Source
::::

Speech recognition systems are generally classified as discrete or continuous systems that are speaker dependent,
independent, or adaptive. Discrete systems maintain a separate acoustic model for each word, combination of words, or
phrases and are referred to as isolated (word) speech recognition (ISR). Continuous speech recognition (CSR) systems, on
the other hand, respond to a user who pronounces words, phrases, or sentences that are in a series or specific order and are
dependent on each other, as if linked together.
A speaker-dependent system requires that the user record an example of the word, sentence, or phrase prior to its being
recognized by the system; that is, the user "trains" the system. Some speaker-dependent systems require only that the user
record a subset of system vocabulary to make the entire vocabulary recognizable. A speaker-independent system does not
require any recording prior to system use. A speaker independent system is developed to operate for any speaker of a
particular type (e.g., American English). A speaker adaptive system is developed to adapt its operation to the characteristics
of new speakers.

::::

Material provided
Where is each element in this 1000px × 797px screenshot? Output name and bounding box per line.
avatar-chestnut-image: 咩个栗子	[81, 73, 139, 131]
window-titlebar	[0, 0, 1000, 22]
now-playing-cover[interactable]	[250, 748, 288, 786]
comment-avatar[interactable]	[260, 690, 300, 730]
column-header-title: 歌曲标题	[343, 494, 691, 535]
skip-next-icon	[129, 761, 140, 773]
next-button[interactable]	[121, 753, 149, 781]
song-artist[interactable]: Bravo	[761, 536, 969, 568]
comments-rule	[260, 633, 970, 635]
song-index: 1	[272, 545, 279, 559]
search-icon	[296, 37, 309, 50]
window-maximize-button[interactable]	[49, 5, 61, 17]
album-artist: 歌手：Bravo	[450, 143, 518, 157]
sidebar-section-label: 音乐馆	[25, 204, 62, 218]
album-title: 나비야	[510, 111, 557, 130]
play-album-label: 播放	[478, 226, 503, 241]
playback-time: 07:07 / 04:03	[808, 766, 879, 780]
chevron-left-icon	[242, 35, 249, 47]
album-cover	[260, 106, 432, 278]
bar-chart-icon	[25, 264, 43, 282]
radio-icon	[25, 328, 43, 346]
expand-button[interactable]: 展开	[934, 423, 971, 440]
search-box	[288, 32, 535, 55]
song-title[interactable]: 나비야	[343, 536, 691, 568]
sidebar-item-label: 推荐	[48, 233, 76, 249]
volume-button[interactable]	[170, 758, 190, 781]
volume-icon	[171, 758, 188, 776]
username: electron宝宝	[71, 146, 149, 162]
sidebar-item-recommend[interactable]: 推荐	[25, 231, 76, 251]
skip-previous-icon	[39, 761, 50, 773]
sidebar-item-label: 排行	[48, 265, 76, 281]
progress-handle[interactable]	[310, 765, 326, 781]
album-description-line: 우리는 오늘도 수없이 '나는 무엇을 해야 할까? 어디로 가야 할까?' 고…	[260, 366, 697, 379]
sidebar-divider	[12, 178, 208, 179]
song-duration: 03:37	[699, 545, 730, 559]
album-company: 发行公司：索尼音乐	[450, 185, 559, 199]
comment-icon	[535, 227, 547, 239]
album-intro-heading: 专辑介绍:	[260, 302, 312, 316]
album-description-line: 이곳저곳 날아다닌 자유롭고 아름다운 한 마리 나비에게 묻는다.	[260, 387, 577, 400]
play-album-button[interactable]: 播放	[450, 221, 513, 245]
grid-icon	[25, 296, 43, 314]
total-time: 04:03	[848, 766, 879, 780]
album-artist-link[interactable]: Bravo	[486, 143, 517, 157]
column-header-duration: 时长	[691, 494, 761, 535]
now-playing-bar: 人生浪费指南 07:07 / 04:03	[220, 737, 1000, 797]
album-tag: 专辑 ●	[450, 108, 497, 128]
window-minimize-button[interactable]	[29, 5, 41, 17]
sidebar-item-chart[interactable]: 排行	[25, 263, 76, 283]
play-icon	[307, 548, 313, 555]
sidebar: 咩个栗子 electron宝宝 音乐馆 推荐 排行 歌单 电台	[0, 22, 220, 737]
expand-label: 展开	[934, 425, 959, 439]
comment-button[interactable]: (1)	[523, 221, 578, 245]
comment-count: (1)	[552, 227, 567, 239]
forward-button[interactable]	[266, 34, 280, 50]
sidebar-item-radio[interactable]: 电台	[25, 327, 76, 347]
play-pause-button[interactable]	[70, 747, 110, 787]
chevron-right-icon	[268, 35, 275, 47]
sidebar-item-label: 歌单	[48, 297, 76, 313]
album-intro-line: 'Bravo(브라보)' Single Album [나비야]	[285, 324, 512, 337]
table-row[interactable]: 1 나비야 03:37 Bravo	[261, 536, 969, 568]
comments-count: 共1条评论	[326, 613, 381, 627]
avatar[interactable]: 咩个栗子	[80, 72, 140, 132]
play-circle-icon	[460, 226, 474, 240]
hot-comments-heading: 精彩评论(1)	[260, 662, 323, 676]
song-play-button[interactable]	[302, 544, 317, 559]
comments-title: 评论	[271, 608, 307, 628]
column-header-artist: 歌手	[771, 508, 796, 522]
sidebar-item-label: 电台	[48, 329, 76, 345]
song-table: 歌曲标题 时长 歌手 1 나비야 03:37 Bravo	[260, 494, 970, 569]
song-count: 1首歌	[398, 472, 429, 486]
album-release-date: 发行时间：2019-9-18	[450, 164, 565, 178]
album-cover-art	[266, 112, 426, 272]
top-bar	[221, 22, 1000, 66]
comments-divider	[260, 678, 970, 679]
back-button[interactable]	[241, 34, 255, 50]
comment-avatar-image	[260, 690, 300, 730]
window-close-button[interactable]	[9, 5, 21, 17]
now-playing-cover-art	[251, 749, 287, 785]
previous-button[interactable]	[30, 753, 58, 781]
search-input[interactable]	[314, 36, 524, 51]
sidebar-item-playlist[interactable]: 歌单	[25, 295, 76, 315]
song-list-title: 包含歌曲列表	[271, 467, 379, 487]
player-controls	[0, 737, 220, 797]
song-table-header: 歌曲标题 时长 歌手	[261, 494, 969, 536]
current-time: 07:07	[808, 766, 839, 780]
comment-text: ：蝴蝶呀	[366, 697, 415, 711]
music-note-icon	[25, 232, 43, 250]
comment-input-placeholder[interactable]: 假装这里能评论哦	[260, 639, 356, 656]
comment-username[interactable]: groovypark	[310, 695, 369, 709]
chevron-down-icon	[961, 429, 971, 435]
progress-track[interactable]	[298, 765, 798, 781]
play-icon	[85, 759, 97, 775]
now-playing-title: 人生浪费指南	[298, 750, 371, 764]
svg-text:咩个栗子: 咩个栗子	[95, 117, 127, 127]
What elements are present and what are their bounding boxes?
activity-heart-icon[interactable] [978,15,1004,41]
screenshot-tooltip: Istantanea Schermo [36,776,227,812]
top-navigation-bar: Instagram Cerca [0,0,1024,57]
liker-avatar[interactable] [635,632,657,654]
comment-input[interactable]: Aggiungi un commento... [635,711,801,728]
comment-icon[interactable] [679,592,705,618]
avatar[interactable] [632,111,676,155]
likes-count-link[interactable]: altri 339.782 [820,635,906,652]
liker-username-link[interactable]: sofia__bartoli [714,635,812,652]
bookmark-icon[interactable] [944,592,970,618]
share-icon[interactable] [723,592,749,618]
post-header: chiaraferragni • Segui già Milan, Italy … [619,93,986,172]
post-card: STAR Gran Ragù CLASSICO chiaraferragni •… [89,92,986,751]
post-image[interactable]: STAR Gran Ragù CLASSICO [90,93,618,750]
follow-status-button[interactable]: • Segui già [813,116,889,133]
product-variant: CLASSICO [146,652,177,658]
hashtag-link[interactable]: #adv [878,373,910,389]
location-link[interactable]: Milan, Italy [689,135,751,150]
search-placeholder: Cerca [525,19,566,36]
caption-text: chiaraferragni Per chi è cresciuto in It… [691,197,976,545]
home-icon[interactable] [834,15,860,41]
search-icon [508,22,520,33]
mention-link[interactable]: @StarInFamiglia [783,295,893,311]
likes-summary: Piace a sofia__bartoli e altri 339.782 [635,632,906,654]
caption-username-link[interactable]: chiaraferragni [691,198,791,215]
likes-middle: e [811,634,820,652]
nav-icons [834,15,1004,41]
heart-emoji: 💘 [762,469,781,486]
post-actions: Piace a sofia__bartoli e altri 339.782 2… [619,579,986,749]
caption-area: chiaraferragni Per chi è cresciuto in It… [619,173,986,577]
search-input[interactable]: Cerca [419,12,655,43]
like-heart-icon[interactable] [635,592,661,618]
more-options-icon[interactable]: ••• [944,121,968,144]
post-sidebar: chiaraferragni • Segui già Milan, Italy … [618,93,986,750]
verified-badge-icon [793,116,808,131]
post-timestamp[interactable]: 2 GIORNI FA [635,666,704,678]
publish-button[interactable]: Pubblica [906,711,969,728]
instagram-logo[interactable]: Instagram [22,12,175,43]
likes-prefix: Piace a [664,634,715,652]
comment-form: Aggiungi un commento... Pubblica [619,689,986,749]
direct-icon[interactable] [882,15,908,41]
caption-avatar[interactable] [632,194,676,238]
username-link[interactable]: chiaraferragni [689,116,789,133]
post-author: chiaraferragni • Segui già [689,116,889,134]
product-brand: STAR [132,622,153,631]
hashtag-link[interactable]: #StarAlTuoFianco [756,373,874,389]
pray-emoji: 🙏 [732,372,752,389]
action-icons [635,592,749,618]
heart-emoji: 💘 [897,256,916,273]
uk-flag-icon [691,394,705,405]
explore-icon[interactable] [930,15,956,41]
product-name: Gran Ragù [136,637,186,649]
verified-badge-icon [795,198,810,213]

::::

To do
1) In the speech recognition text, explain why a speaker-dependent system is said to be "trained" by its user.
2) Transcribe the stretch of the speech recognition text from "A speaker-dependent system" through "of new speakers.".

Problem solutions
1) Before a speaker-dependent system can recognize a word, sentence, or phrase, the user has to record an example of it. Making that recording is what the text calls the user "training" the system.

2)
A speaker-dependent system requires that the user record an example of the word, sentence, or phrase prior to its being
recognized by the system; that is, the user "trains" the system. Some speaker-dependent systems require only that the user
record a subset of system vocabulary to make the entire vocabulary recognizable. A speaker-independent system does not
require any recording prior to system use. A speaker independent system is developed to operate for any speaker of a
particular type (e.g., American English). A speaker adaptive system is developed to adapt its operation to the characteristics
of new speakers.